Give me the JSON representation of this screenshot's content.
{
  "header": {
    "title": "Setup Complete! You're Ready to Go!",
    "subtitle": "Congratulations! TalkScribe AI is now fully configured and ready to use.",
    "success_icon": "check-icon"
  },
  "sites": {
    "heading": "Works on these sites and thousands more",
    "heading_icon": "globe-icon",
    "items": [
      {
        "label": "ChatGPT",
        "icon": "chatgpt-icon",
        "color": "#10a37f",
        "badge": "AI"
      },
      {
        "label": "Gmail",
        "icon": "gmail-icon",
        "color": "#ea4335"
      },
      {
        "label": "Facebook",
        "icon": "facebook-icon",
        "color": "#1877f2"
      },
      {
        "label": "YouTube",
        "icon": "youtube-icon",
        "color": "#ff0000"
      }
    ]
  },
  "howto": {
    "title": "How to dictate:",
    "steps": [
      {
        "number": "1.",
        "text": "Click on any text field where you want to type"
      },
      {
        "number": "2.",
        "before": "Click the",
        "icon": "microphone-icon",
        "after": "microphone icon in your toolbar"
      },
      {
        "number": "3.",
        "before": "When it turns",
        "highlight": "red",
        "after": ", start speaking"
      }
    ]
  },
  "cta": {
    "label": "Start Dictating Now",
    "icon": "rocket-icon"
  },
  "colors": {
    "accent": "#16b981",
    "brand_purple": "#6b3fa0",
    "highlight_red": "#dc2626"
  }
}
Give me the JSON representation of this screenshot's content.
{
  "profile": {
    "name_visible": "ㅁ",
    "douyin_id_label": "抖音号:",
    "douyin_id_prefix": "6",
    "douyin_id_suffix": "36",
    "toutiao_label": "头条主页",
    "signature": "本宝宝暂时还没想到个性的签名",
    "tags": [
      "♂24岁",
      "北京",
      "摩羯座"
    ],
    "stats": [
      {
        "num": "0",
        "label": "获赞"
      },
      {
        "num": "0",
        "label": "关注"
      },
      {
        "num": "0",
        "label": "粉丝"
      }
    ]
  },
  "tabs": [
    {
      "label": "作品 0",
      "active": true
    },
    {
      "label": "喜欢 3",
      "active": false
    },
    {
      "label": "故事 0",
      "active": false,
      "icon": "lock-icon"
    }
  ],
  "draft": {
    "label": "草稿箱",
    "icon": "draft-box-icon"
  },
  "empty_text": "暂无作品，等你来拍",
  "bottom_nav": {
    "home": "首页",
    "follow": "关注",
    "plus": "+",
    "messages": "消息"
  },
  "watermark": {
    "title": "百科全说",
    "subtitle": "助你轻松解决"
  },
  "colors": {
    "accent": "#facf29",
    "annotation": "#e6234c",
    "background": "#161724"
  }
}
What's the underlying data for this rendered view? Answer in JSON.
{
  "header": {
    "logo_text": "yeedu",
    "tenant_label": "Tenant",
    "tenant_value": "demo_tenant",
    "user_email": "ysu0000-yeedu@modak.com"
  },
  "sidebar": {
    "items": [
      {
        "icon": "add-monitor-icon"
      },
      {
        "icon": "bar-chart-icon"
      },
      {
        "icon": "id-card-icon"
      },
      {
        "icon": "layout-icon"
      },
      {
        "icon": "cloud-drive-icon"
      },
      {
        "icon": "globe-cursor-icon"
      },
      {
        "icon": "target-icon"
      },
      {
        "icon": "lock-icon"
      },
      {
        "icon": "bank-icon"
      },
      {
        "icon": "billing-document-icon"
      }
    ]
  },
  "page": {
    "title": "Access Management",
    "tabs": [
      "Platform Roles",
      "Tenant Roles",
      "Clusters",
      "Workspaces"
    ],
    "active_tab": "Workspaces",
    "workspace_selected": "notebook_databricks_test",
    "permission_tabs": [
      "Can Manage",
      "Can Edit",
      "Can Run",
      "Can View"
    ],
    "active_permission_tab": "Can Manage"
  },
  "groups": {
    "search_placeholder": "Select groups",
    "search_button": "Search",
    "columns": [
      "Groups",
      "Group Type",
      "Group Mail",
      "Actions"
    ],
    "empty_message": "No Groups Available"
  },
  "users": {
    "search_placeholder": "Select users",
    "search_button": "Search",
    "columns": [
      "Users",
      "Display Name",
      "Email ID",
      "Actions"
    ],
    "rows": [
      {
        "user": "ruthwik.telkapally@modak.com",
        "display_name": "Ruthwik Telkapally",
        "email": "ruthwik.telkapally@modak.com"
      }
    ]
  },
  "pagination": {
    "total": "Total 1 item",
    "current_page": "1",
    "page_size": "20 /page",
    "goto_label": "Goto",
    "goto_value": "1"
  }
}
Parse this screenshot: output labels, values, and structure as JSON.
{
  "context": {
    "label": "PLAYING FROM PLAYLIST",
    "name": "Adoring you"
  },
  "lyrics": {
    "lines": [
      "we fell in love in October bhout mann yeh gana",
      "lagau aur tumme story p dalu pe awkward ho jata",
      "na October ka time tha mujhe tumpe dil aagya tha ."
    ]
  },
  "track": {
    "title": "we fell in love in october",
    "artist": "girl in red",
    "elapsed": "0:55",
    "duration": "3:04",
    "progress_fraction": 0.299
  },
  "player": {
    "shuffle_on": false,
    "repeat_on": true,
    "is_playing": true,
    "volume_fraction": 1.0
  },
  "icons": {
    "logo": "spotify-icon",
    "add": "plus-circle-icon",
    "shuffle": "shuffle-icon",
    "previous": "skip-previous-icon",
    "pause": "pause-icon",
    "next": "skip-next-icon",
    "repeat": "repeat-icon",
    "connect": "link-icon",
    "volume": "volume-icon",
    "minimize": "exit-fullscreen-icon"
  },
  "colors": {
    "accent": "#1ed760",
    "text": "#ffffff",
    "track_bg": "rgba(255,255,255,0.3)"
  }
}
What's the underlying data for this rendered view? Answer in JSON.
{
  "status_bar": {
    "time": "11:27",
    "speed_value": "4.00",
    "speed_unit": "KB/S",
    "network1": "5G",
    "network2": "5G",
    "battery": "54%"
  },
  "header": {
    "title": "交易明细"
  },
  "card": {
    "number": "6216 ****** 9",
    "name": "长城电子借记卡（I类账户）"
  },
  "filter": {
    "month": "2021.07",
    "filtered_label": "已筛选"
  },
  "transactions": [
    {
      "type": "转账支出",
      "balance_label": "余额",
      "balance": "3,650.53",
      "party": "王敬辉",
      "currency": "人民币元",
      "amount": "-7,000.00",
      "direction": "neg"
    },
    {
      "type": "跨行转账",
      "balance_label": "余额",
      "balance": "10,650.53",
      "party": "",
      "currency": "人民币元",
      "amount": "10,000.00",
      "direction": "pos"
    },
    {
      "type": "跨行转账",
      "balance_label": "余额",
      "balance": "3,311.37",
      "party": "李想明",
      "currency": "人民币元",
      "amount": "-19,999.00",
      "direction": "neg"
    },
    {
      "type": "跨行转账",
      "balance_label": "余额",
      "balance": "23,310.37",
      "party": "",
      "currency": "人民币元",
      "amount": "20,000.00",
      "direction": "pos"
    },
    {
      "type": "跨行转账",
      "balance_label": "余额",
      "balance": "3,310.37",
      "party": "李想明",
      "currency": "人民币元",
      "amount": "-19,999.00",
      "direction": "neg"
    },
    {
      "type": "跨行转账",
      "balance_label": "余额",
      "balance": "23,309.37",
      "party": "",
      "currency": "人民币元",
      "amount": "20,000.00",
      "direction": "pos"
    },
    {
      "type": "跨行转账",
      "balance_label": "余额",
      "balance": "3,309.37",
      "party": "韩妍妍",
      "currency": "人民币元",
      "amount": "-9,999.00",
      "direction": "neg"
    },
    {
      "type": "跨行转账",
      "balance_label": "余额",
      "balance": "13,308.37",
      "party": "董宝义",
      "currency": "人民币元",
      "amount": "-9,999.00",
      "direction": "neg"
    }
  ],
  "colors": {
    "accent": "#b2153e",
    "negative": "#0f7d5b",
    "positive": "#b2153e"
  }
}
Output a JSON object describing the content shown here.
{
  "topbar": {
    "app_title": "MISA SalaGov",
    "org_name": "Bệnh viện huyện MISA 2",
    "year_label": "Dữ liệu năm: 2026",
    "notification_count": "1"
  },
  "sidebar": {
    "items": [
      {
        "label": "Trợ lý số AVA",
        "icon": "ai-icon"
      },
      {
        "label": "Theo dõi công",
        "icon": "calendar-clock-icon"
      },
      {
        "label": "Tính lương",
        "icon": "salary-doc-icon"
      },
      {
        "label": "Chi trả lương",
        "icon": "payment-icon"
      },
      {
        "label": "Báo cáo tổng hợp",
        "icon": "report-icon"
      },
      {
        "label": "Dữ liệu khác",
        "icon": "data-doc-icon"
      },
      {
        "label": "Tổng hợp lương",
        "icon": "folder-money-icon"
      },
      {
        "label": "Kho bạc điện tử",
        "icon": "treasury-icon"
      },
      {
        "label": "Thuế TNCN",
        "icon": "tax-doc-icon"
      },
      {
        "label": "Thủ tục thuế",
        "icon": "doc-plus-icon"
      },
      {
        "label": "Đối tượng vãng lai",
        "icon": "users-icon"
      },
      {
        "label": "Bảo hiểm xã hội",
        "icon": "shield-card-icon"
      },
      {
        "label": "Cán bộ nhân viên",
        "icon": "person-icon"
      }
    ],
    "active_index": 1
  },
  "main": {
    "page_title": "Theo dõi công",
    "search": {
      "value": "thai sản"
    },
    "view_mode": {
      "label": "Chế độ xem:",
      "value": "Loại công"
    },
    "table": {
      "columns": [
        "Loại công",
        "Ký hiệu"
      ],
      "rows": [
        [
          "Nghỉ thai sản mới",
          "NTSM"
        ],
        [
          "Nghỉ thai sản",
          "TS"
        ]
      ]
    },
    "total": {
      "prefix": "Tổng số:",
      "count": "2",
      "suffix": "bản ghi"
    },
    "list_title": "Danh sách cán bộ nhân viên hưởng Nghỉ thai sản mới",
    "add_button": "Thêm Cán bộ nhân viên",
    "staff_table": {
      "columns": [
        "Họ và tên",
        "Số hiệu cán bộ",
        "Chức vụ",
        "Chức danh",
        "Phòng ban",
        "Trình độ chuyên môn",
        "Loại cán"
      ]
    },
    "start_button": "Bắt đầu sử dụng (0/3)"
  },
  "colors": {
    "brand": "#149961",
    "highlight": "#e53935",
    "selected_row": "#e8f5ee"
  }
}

◇ ◇ ◇ ◇

Copy each line that contains the word "viên".

        "label": "Cán bộ nhân viên",
    "list_title": "Danh sách cán bộ nhân viên hưởng Nghỉ thai sản mới",
    "add_button": "Thêm Cán bộ nhân viên",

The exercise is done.